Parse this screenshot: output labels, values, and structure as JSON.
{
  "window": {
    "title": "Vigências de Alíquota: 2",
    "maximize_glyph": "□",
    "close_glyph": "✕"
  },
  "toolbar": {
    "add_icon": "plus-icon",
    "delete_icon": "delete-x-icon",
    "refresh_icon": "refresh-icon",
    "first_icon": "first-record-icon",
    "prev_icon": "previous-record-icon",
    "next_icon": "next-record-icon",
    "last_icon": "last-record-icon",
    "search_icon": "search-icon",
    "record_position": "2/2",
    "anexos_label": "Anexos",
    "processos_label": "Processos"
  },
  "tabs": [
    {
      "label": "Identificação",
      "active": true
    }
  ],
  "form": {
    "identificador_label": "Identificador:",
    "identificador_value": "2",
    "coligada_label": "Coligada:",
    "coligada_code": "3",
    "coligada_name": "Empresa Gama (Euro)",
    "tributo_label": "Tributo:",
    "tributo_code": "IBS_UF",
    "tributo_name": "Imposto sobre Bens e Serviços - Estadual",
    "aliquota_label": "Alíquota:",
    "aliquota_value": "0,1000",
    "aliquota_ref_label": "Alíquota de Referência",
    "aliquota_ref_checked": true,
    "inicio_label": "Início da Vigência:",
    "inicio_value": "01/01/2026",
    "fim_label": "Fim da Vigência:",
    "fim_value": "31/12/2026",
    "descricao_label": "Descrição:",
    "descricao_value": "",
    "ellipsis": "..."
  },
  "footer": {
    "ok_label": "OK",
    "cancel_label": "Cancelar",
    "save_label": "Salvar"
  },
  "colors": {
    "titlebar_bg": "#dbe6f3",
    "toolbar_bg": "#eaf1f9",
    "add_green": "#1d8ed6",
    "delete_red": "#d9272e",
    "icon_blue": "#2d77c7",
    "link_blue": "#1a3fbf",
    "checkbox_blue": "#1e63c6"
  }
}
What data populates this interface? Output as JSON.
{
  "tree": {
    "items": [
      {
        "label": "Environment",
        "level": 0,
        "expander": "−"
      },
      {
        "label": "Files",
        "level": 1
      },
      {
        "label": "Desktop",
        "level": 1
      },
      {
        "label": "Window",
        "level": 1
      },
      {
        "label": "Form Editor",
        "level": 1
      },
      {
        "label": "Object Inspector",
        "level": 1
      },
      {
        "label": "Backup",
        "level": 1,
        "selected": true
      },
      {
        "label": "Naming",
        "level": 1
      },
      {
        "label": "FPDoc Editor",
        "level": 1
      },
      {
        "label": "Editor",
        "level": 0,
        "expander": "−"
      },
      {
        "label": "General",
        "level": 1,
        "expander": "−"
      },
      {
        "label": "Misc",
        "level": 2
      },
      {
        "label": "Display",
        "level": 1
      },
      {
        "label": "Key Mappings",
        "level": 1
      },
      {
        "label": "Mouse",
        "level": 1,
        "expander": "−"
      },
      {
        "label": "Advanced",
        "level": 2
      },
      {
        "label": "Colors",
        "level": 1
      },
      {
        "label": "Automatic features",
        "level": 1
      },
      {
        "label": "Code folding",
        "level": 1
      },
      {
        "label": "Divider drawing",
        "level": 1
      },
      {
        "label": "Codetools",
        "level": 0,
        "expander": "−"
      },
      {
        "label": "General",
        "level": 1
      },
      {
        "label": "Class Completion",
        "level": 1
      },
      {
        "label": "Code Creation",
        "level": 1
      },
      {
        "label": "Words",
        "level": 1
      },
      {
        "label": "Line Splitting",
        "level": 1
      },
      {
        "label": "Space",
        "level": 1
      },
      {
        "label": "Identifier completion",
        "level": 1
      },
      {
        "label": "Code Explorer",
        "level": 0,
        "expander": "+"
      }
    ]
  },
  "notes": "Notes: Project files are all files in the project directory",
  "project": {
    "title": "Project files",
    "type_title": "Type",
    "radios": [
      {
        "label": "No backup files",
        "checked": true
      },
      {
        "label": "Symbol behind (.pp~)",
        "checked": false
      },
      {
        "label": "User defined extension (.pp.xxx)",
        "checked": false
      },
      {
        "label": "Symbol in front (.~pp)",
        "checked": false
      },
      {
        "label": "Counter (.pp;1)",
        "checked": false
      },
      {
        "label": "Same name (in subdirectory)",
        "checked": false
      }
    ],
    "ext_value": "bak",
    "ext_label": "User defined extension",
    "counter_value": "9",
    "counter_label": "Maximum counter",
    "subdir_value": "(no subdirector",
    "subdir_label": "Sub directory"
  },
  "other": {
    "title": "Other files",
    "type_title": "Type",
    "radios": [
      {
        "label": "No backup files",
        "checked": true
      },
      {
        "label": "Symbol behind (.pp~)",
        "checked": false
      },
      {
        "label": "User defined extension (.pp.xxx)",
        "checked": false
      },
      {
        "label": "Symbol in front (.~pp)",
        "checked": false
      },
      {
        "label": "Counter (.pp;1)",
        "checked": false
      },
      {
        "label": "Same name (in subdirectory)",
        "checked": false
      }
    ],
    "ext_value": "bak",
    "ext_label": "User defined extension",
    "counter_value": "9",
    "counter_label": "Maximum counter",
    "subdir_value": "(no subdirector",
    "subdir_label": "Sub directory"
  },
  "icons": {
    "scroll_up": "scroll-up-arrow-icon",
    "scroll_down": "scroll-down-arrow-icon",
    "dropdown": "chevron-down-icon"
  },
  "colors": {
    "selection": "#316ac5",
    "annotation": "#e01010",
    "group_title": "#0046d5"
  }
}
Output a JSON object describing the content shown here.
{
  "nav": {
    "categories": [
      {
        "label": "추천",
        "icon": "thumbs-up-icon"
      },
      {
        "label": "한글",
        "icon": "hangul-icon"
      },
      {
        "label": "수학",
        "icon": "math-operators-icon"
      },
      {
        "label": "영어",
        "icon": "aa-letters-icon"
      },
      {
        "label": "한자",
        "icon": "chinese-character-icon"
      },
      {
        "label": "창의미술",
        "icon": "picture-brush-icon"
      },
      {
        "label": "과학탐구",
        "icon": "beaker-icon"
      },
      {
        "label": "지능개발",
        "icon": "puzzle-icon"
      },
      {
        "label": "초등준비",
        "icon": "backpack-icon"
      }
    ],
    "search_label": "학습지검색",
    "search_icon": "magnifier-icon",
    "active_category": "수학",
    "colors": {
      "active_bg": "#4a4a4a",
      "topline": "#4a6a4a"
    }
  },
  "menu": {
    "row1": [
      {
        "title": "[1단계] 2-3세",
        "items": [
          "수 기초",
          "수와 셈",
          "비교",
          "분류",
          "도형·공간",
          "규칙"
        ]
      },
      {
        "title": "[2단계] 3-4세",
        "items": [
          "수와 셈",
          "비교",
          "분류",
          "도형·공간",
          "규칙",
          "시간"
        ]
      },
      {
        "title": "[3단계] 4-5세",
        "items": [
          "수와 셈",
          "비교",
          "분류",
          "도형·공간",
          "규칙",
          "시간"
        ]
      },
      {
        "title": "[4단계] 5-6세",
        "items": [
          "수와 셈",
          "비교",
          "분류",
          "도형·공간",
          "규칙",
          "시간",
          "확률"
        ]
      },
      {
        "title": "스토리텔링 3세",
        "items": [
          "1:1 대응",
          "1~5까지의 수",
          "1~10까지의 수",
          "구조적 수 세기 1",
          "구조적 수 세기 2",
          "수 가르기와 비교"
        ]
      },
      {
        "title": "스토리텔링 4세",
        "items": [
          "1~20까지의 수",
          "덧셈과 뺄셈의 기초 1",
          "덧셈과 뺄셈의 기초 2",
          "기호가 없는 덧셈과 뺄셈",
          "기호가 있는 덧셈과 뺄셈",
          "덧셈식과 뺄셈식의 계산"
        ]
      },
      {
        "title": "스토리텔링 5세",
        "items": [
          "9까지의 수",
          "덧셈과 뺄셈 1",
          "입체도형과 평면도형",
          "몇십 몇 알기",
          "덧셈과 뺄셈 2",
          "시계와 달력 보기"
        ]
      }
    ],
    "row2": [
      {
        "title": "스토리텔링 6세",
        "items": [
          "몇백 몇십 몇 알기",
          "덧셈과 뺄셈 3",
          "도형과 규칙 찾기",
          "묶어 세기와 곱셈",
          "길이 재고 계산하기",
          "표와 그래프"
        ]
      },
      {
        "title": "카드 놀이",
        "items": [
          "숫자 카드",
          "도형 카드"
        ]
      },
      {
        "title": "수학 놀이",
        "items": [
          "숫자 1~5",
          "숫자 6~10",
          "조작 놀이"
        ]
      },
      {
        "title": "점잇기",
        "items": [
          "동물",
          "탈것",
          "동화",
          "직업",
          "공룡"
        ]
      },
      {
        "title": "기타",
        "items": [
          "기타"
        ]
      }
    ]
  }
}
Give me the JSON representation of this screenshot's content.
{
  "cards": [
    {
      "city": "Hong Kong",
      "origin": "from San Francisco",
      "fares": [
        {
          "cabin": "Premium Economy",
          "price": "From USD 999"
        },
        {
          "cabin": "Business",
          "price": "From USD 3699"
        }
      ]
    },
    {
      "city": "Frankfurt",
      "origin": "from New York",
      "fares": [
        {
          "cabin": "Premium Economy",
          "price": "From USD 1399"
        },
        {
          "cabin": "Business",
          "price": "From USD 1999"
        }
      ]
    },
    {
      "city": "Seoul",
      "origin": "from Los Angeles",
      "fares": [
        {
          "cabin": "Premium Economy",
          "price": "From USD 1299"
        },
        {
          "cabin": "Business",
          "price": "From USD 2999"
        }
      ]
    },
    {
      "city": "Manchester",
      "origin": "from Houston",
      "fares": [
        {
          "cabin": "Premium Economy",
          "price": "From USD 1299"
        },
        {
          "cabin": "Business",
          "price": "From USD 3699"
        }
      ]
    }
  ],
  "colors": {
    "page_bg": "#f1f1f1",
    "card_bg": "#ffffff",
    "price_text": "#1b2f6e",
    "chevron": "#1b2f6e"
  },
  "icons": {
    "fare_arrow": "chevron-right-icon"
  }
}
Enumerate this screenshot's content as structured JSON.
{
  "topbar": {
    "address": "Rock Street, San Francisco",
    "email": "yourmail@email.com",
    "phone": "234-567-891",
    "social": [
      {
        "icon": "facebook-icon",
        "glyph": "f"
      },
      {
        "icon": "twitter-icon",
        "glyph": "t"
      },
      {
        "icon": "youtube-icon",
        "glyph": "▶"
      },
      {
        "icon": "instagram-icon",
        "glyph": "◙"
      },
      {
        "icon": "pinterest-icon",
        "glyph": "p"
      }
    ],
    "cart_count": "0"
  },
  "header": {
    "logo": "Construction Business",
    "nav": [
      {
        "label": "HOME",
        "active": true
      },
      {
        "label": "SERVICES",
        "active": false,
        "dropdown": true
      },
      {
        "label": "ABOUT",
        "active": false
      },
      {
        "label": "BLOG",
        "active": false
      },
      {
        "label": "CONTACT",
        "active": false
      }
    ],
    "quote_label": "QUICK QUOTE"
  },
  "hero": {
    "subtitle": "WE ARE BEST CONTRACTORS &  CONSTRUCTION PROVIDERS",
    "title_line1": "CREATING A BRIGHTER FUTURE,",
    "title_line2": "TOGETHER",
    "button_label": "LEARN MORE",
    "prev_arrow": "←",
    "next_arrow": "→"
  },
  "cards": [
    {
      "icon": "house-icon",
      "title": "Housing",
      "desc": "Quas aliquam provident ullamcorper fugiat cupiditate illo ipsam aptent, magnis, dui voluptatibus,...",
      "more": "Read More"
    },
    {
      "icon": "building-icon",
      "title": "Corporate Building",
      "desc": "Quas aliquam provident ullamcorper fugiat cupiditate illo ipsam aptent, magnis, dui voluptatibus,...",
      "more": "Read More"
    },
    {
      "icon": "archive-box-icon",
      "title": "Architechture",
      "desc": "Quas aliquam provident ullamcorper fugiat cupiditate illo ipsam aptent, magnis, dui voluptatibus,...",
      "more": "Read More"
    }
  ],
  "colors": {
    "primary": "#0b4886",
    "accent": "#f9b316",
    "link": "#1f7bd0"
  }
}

Task details » Look through the records and gather every line containing "chevron".

Task solution »
    "dropdown": "chevron-down-icon"
    "chevron": "#1b2f6e"
    "fare_arrow": "chevron-right-icon"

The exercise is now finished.